Task statement: Review the material line by line. Identify and copy every line that contains the string "training".

Excerpts from a figure dataset:
----

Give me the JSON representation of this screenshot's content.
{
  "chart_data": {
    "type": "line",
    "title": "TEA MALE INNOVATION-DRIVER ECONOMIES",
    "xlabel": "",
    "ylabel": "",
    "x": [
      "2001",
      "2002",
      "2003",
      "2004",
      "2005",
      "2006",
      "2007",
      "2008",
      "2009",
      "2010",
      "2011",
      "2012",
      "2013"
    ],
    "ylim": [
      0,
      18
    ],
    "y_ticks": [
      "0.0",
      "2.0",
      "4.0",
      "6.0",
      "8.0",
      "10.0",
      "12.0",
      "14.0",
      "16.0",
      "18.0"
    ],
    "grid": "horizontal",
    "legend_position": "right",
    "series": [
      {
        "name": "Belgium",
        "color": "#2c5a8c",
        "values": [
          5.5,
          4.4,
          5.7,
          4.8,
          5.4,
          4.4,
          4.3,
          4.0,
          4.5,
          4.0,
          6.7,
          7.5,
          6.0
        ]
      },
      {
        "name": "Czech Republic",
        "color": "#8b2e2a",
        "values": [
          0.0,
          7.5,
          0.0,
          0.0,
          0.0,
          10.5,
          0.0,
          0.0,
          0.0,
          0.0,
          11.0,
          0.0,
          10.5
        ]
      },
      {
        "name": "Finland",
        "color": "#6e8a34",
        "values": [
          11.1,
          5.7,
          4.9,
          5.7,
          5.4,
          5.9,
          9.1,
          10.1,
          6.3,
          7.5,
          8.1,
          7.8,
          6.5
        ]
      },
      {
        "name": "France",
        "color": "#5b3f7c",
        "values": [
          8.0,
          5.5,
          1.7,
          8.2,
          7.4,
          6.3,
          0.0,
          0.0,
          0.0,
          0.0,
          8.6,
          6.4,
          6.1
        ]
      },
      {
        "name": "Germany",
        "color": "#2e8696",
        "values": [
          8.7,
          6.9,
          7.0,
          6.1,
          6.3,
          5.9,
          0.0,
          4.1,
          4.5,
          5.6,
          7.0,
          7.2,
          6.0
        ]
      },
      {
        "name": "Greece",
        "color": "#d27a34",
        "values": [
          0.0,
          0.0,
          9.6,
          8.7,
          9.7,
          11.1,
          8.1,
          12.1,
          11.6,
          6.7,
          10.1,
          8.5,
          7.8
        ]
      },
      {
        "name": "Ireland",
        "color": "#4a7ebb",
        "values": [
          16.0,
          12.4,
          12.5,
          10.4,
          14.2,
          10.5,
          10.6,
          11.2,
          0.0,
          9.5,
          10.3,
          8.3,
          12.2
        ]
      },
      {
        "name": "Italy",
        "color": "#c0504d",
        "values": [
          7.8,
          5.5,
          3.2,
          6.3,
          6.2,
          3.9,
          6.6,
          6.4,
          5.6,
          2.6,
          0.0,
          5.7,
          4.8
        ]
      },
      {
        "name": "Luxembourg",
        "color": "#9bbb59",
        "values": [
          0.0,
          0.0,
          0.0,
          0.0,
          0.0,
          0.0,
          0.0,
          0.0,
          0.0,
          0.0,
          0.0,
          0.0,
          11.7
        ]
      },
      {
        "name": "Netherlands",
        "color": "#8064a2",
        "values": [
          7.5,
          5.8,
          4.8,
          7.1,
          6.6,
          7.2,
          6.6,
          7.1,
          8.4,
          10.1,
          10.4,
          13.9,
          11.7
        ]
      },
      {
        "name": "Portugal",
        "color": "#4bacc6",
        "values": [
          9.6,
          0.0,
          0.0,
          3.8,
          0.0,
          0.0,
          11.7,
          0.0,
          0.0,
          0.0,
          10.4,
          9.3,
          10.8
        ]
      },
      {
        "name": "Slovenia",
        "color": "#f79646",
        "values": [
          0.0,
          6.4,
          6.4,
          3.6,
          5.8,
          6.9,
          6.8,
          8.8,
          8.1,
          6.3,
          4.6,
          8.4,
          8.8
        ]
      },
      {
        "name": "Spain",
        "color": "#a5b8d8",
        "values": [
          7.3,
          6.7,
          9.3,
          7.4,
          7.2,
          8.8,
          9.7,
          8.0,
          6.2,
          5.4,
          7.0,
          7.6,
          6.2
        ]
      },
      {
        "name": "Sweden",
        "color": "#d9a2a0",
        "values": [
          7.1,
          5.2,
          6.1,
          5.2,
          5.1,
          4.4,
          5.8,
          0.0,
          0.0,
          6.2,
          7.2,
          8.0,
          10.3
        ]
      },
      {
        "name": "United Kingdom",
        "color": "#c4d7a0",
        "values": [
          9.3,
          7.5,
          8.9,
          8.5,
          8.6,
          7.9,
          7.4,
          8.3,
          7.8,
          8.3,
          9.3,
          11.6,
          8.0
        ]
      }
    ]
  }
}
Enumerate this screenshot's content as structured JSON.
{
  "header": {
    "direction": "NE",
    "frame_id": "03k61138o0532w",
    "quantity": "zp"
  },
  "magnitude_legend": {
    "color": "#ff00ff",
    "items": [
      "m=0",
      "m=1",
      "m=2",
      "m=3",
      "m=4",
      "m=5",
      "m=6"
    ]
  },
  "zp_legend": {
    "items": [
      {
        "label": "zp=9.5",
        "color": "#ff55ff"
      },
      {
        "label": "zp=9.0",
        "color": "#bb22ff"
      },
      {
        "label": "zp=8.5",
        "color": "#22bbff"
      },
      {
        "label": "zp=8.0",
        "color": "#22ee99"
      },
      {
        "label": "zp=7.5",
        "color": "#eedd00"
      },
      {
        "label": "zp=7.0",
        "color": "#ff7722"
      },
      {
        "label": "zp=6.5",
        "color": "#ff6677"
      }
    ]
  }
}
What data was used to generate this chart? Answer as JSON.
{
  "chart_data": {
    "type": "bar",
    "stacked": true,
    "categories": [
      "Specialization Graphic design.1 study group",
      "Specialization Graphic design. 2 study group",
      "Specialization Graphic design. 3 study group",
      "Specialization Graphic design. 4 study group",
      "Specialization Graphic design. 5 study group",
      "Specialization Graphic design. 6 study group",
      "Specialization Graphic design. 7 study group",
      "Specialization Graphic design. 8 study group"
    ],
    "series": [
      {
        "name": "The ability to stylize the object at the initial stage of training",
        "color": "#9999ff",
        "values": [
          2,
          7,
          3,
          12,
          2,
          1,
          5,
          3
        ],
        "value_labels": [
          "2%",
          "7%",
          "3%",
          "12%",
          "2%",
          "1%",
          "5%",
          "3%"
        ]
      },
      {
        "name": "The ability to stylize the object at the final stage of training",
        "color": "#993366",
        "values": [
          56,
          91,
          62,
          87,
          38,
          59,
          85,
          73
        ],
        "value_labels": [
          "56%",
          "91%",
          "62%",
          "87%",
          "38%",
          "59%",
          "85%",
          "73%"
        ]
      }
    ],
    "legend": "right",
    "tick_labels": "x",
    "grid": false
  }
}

----

Reply to the task:
        "name": "The ability to stylize the object at the initial stage of training",
        "name": "The ability to stylize the object at the final stage of training",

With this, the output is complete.